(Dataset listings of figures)
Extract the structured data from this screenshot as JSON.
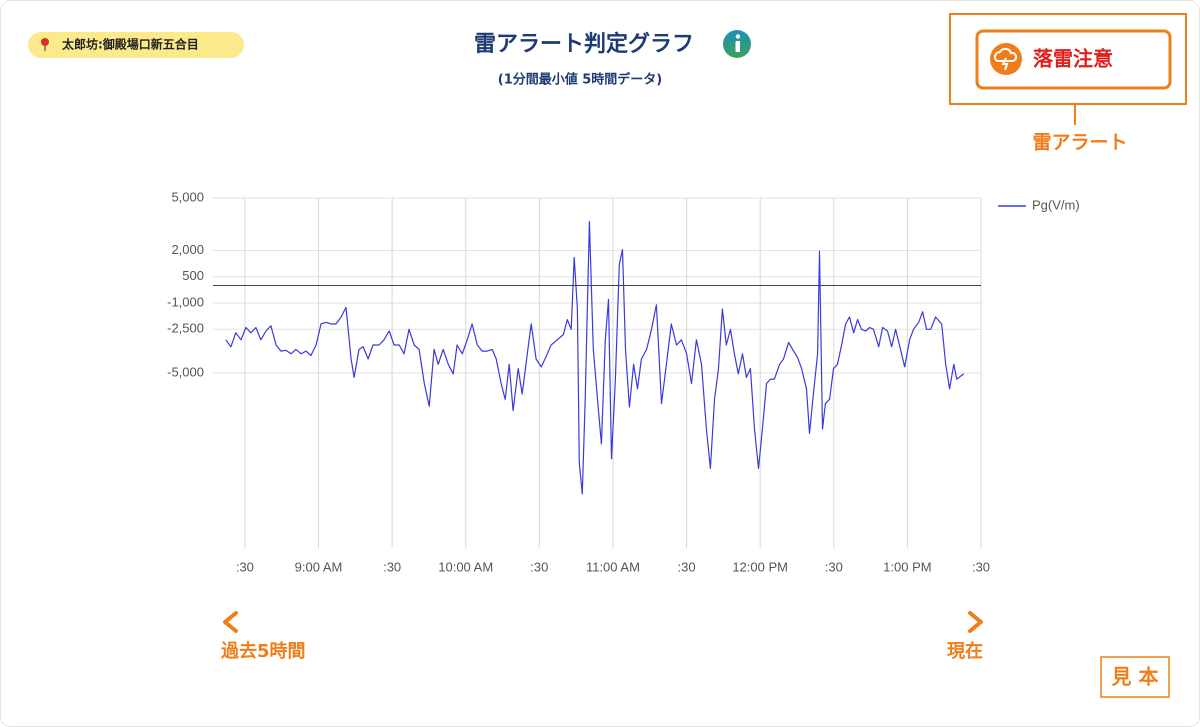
{
  "location": "太郎坊:御殿場口新五合目",
  "alert": {
    "status": "落雷注意",
    "label": "雷アラート"
  },
  "timeline": {
    "start": "過去5時間",
    "end": "現在"
  },
  "stamp": "見 本",
  "chart_data": {
    "type": "line",
    "title": "雷アラート判定グラフ",
    "subtitle": "(1分間最小値 5時間データ)",
    "x": [
      502.2,
      504.3,
      506.3,
      508.4,
      510.4,
      512.4,
      514.5,
      516.5,
      518.6,
      520.6,
      522.7,
      524.7,
      526.7,
      528.8,
      530.8,
      532.9,
      534.9,
      536.9,
      539.0,
      541.0,
      543.1,
      545.1,
      547.1,
      549.2,
      551.2,
      553.3,
      554.5,
      556.5,
      558.2,
      560.2,
      562.2,
      564.7,
      566.7,
      568.8,
      570.8,
      572.9,
      574.9,
      576.9,
      579.0,
      581.0,
      583.1,
      585.1,
      587.1,
      588.8,
      590.8,
      592.9,
      594.9,
      596.5,
      598.6,
      600.6,
      602.6,
      604.7,
      606.7,
      608.7,
      610.8,
      612.4,
      614.4,
      616.1,
      617.7,
      619.3,
      621.4,
      623.0,
      625.1,
      626.7,
      628.7,
      630.8,
      632.8,
      634.8,
      637.3,
      639.8,
      641.4,
      643.0,
      644.2,
      645.5,
      646.3,
      647.5,
      648.7,
      650.4,
      652.0,
      653.7,
      655.3,
      656.9,
      658.2,
      659.4,
      661.0,
      662.6,
      663.9,
      665.1,
      666.7,
      668.4,
      670.0,
      671.6,
      673.7,
      675.7,
      677.7,
      679.8,
      681.8,
      683.8,
      685.9,
      687.9,
      690.0,
      692.0,
      694.0,
      696.1,
      698.1,
      699.7,
      701.4,
      703.0,
      704.6,
      706.2,
      707.9,
      709.5,
      711.1,
      712.8,
      714.4,
      716.0,
      717.7,
      719.3,
      720.9,
      722.6,
      724.2,
      725.8,
      727.9,
      729.5,
      731.6,
      733.2,
      735.2,
      736.9,
      738.9,
      740.1,
      741.7,
      743.4,
      744.2,
      745.4,
      746.6,
      748.3,
      749.9,
      751.5,
      753.2,
      754.8,
      756.4,
      758.1,
      759.7,
      761.3,
      763.0,
      764.6,
      766.2,
      768.3,
      769.9,
      771.9,
      773.6,
      775.2,
      777.2,
      778.9,
      780.9,
      782.5,
      784.6,
      786.2,
      787.8,
      789.5,
      791.5,
      794.0,
      795.6,
      797.2,
      798.9,
      800.1,
      803.0
    ],
    "series": [
      {
        "name": "Pg(V/m)",
        "color": "#3a3adb",
        "values": [
          -3100,
          -3500,
          -2700,
          -3100,
          -2400,
          -2700,
          -2400,
          -3100,
          -2600,
          -2300,
          -3400,
          -3750,
          -3700,
          -3900,
          -3650,
          -3900,
          -3750,
          -4000,
          -3400,
          -2200,
          -2100,
          -2200,
          -2200,
          -1800,
          -1250,
          -4200,
          -5250,
          -3650,
          -3500,
          -4200,
          -3400,
          -3400,
          -3100,
          -2600,
          -3400,
          -3400,
          -3900,
          -2500,
          -3400,
          -3650,
          -5600,
          -6900,
          -3650,
          -4500,
          -3650,
          -4500,
          -5050,
          -3400,
          -3900,
          -3100,
          -2200,
          -3400,
          -3750,
          -3750,
          -3650,
          -4200,
          -5600,
          -6500,
          -4500,
          -7150,
          -4750,
          -6200,
          -3900,
          -2200,
          -4200,
          -4650,
          -4050,
          -3400,
          -3100,
          -2800,
          -1950,
          -2500,
          1600,
          -1350,
          -10150,
          -11900,
          -6500,
          3650,
          -3650,
          -6500,
          -9050,
          -3100,
          -800,
          -9900,
          -5350,
          1200,
          2050,
          -3650,
          -6950,
          -4500,
          -5900,
          -4200,
          -3650,
          -2500,
          -1100,
          -6750,
          -4500,
          -2200,
          -3400,
          -3100,
          -3900,
          -5600,
          -3100,
          -4500,
          -8200,
          -10450,
          -6500,
          -4750,
          -1350,
          -3400,
          -2500,
          -3900,
          -5050,
          -3900,
          -5250,
          -4750,
          -8200,
          -10450,
          -8200,
          -5600,
          -5350,
          -5350,
          -4500,
          -4200,
          -3250,
          -3650,
          -4100,
          -4750,
          -5900,
          -8450,
          -6200,
          -3900,
          1950,
          -8200,
          -6750,
          -6500,
          -4750,
          -4500,
          -3400,
          -2200,
          -1800,
          -2700,
          -1950,
          -2500,
          -2600,
          -2400,
          -2500,
          -3500,
          -2400,
          -2600,
          -3500,
          -2500,
          -3650,
          -4650,
          -3100,
          -2500,
          -2100,
          -1500,
          -2500,
          -2500,
          -1800,
          -2200,
          -4500,
          -5900,
          -4500,
          -5350,
          -5050
        ]
      }
    ],
    "xlim": [
      497,
      810
    ],
    "xticks": [
      {
        "value": 510,
        "label": ":30"
      },
      {
        "value": 540,
        "label": "9:00 AM"
      },
      {
        "value": 570,
        "label": ":30"
      },
      {
        "value": 600,
        "label": "10:00 AM"
      },
      {
        "value": 630,
        "label": ":30"
      },
      {
        "value": 660,
        "label": "11:00 AM"
      },
      {
        "value": 690,
        "label": ":30"
      },
      {
        "value": 720,
        "label": "12:00 PM"
      },
      {
        "value": 750,
        "label": ":30"
      },
      {
        "value": 780,
        "label": "1:00 PM"
      },
      {
        "value": 810,
        "label": ":30"
      }
    ],
    "ylim": [
      -15000,
      5000
    ],
    "yticks": [
      {
        "value": 5000,
        "label": "5,000"
      },
      {
        "value": 2000,
        "label": "2,000"
      },
      500,
      {
        "value": -1000,
        "label": "-1,000"
      },
      {
        "value": -2500,
        "label": "-2,500"
      },
      {
        "value": -5000,
        "label": "-5,000"
      }
    ],
    "reference_line": 0,
    "grid": true,
    "legend": "right"
  }
}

=== Required work ===
Give the entries again without a single change, but with no pictures.

=== Worked answer ===
Extract the structured data from this screenshot as JSON.
{
  "location": "太郎坊:御殿場口新五合目",
  "alert": {
    "status": "落雷注意",
    "label": "雷アラート"
  },
  "timeline": {
    "start": "過去5時間",
    "end": "現在"
  },
  "stamp": "見 本",
  "chart_data": {
    "type": "line",
    "title": "雷アラート判定グラフ",
    "subtitle": "(1分間最小値 5時間データ)",
    "x": [
      502.2,
      504.3,
      506.3,
      508.4,
      510.4,
      512.4,
      514.5,
      516.5,
      518.6,
      520.6,
      522.7,
      524.7,
      526.7,
      528.8,
      530.8,
      532.9,
      534.9,
      536.9,
      539.0,
      541.0,
      543.1,
      545.1,
      547.1,
      549.2,
      551.2,
      553.3,
      554.5,
      556.5,
      558.2,
      560.2,
      562.2,
      564.7,
      566.7,
      568.8,
      570.8,
      572.9,
      574.9,
      576.9,
      579.0,
      581.0,
      583.1,
      585.1,
      587.1,
      588.8,
      590.8,
      592.9,
      594.9,
      596.5,
      598.6,
      600.6,
      602.6,
      604.7,
      606.7,
      608.7,
      610.8,
      612.4,
      614.4,
      616.1,
      617.7,
      619.3,
      621.4,
      623.0,
      625.1,
      626.7,
      628.7,
      630.8,
      632.8,
      634.8,
      637.3,
      639.8,
      641.4,
      643.0,
      644.2,
      645.5,
      646.3,
      647.5,
      648.7,
      650.4,
      652.0,
      653.7,
      655.3,
      656.9,
      658.2,
      659.4,
      661.0,
      662.6,
      663.9,
      665.1,
      666.7,
      668.4,
      670.0,
      671.6,
      673.7,
      675.7,
      677.7,
      679.8,
      681.8,
      683.8,
      685.9,
      687.9,
      690.0,
      692.0,
      694.0,
      696.1,
      698.1,
      699.7,
      701.4,
      703.0,
      704.6,
      706.2,
      707.9,
      709.5,
      711.1,
      712.8,
      714.4,
      716.0,
      717.7,
      719.3,
      720.9,
      722.6,
      724.2,
      725.8,
      727.9,
      729.5,
      731.6,
      733.2,
      735.2,
      736.9,
      738.9,
      740.1,
      741.7,
      743.4,
      744.2,
      745.4,
      746.6,
      748.3,
      749.9,
      751.5,
      753.2,
      754.8,
      756.4,
      758.1,
      759.7,
      761.3,
      763.0,
      764.6,
      766.2,
      768.3,
      769.9,
      771.9,
      773.6,
      775.2,
      777.2,
      778.9,
      780.9,
      782.5,
      784.6,
      786.2,
      787.8,
      789.5,
      791.5,
      794.0,
      795.6,
      797.2,
      798.9,
      800.1,
      803.0
    ],
    "series": [
      {
        "name": "Pg(V/m)",
        "color": "#3a3adb",
        "values": [
          -3100,
          -3500,
          -2700,
          -3100,
          -2400,
          -2700,
          -2400,
          -3100,
          -2600,
          -2300,
          -3400,
          -3750,
          -3700,
          -3900,
          -3650,
          -3900,
          -3750,
          -4000,
          -3400,
          -2200,
          -2100,
          -2200,
          -2200,
          -1800,
          -1250,
          -4200,
          -5250,
          -3650,
          -3500,
          -4200,
          -3400,
          -3400,
          -3100,
          -2600,
          -3400,
          -3400,
          -3900,
          -2500,
          -3400,
          -3650,
          -5600,
          -6900,
          -3650,
          -4500,
          -3650,
          -4500,
          -5050,
          -3400,
          -3900,
          -3100,
          -2200,
          -3400,
          -3750,
          -3750,
          -3650,
          -4200,
          -5600,
          -6500,
          -4500,
          -7150,
          -4750,
          -6200,
          -3900,
          -2200,
          -4200,
          -4650,
          -4050,
          -3400,
          -3100,
          -2800,
          -1950,
          -2500,
          1600,
          -1350,
          -10150,
          -11900,
          -6500,
          3650,
          -3650,
          -6500,
          -9050,
          -3100,
          -800,
          -9900,
          -5350,
          1200,
          2050,
          -3650,
          -6950,
          -4500,
          -5900,
          -4200,
          -3650,
          -2500,
          -1100,
          -6750,
          -4500,
          -2200,
          -3400,
          -3100,
          -3900,
          -5600,
          -3100,
          -4500,
          -8200,
          -10450,
          -6500,
          -4750,
          -1350,
          -3400,
          -2500,
          -3900,
          -5050,
          -3900,
          -5250,
          -4750,
          -8200,
          -10450,
          -8200,
          -5600,
          -5350,
          -5350,
          -4500,
          -4200,
          -3250,
          -3650,
          -4100,
          -4750,
          -5900,
          -8450,
          -6200,
          -3900,
          1950,
          -8200,
          -6750,
          -6500,
          -4750,
          -4500,
          -3400,
          -2200,
          -1800,
          -2700,
          -1950,
          -2500,
          -2600,
          -2400,
          -2500,
          -3500,
          -2400,
          -2600,
          -3500,
          -2500,
          -3650,
          -4650,
          -3100,
          -2500,
          -2100,
          -1500,
          -2500,
          -2500,
          -1800,
          -2200,
          -4500,
          -5900,
          -4500,
          -5350,
          -5050
        ]
      }
    ],
    "xlim": [
      497,
      810
    ],
    "xticks": [
      {
        "value": 510,
        "label": ":30"
      },
      {
        "value": 540,
        "label": "9:00 AM"
      },
      {
        "value": 570,
        "label": ":30"
      },
      {
        "value": 600,
        "label": "10:00 AM"
      },
      {
        "value": 630,
        "label": ":30"
      },
      {
        "value": 660,
        "label": "11:00 AM"
      },
      {
        "value": 690,
        "label": ":30"
      },
      {
        "value": 720,
        "label": "12:00 PM"
      },
      {
        "value": 750,
        "label": ":30"
      },
      {
        "value": 780,
        "label": "1:00 PM"
      },
      {
        "value": 810,
        "label": ":30"
      }
    ],
    "ylim": [
      -15000,
      5000
    ],
    "yticks": [
      {
        "value": 5000,
        "label": "5,000"
      },
      {
        "value": 2000,
        "label": "2,000"
      },
      500,
      {
        "value": -1000,
        "label": "-1,000"
      },
      {
        "value": -2500,
        "label": "-2,500"
      },
      {
        "value": -5000,
        "label": "-5,000"
      }
    ],
    "reference_line": 0,
    "grid": true,
    "legend": "right"
  }
}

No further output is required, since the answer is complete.